**Work required:**
Restate the whole listing exactly.

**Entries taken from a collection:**
************
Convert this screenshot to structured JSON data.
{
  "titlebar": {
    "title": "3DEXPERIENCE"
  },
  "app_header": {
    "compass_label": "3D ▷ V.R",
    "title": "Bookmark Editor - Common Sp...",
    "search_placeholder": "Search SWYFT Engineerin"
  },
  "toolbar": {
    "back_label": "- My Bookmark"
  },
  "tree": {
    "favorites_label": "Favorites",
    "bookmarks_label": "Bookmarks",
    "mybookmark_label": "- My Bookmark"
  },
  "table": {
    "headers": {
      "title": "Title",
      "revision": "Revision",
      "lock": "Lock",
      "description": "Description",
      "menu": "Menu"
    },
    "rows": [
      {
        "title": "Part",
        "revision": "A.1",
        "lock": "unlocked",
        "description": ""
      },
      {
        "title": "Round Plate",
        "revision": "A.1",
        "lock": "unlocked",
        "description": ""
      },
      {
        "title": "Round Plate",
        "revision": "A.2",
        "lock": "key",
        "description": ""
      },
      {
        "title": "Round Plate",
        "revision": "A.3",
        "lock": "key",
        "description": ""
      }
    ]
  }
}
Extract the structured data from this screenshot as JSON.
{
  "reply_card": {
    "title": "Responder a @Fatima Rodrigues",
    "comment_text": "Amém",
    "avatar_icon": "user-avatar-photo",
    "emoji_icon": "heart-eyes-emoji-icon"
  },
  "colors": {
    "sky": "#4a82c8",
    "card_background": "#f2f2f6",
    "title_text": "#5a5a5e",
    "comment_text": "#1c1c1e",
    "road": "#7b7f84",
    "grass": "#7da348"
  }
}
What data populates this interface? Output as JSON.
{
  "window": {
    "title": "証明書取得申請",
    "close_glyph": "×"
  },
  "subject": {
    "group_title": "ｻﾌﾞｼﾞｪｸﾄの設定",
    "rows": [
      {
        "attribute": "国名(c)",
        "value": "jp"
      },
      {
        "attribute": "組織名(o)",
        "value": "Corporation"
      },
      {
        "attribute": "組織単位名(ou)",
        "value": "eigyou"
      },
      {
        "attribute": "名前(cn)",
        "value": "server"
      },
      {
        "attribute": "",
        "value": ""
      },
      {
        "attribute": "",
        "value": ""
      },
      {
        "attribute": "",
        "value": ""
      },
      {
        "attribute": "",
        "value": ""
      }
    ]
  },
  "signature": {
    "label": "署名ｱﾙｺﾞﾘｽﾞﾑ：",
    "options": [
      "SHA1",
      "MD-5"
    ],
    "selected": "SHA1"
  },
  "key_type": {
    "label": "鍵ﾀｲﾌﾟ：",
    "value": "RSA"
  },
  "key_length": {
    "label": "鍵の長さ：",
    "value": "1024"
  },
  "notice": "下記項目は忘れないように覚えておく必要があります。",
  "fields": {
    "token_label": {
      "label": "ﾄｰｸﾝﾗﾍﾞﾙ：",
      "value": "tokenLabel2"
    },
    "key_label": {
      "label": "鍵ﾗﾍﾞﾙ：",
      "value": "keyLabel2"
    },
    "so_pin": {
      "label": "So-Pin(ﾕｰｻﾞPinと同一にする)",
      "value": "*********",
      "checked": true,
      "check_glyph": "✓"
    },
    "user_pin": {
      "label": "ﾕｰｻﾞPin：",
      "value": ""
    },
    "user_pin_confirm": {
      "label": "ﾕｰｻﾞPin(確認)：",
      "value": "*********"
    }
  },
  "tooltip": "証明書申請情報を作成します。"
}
************
**Complete response:**
Convert this screenshot to structured JSON data.
{
  "titlebar": {
    "title": "3DEXPERIENCE"
  },
  "app_header": {
    "compass_label": "3D ▷ V.R",
    "title": "Bookmark Editor - Common Sp...",
    "search_placeholder": "Search SWYFT Engineerin"
  },
  "toolbar": {
    "back_label": "- My Bookmark"
  },
  "tree": {
    "favorites_label": "Favorites",
    "bookmarks_label": "Bookmarks",
    "mybookmark_label": "- My Bookmark"
  },
  "table": {
    "headers": {
      "title": "Title",
      "revision": "Revision",
      "lock": "Lock",
      "description": "Description",
      "menu": "Menu"
    },
    "rows": [
      {
        "title": "Part",
        "revision": "A.1",
        "lock": "unlocked",
        "description": ""
      },
      {
        "title": "Round Plate",
        "revision": "A.1",
        "lock": "unlocked",
        "description": ""
      },
      {
        "title": "Round Plate",
        "revision": "A.2",
        "lock": "key",
        "description": ""
      },
      {
        "title": "Round Plate",
        "revision": "A.3",
        "lock": "key",
        "description": ""
      }
    ]
  }
}
Extract the structured data from this screenshot as JSON.
{
  "reply_card": {
    "title": "Responder a @Fatima Rodrigues",
    "comment_text": "Amém",
    "avatar_icon": "user-avatar-photo",
    "emoji_icon": "heart-eyes-emoji-icon"
  },
  "colors": {
    "sky": "#4a82c8",
    "card_background": "#f2f2f6",
    "title_text": "#5a5a5e",
    "comment_text": "#1c1c1e",
    "road": "#7b7f84",
    "grass": "#7da348"
  }
}
What data populates this interface? Output as JSON.
{
  "window": {
    "title": "証明書取得申請",
    "close_glyph": "×"
  },
  "subject": {
    "group_title": "ｻﾌﾞｼﾞｪｸﾄの設定",
    "rows": [
      {
        "attribute": "国名(c)",
        "value": "jp"
      },
      {
        "attribute": "組織名(o)",
        "value": "Corporation"
      },
      {
        "attribute": "組織単位名(ou)",
        "value": "eigyou"
      },
      {
        "attribute": "名前(cn)",
        "value": "server"
      },
      {
        "attribute": "",
        "value": ""
      },
      {
        "attribute": "",
        "value": ""
      },
      {
        "attribute": "",
        "value": ""
      },
      {
        "attribute": "",
        "value": ""
      }
    ]
  },
  "signature": {
    "label": "署名ｱﾙｺﾞﾘｽﾞﾑ：",
    "options": [
      "SHA1",
      "MD-5"
    ],
    "selected": "SHA1"
  },
  "key_type": {
    "label": "鍵ﾀｲﾌﾟ：",
    "value": "RSA"
  },
  "key_length": {
    "label": "鍵の長さ：",
    "value": "1024"
  },
  "notice": "下記項目は忘れないように覚えておく必要があります。",
  "fields": {
    "token_label": {
      "label": "ﾄｰｸﾝﾗﾍﾞﾙ：",
      "value": "tokenLabel2"
    },
    "key_label": {
      "label": "鍵ﾗﾍﾞﾙ：",
      "value": "keyLabel2"
    },
    "so_pin": {
      "label": "So-Pin(ﾕｰｻﾞPinと同一にする)",
      "value": "*********",
      "checked": true,
      "check_glyph": "✓"
    },
    "user_pin": {
      "label": "ﾕｰｻﾞPin：",
      "value": ""
    },
    "user_pin_confirm": {
      "label": "ﾕｰｻﾞPin(確認)：",
      "value": "*********"
    }
  },
  "tooltip": "証明書申請情報を作成します。"
}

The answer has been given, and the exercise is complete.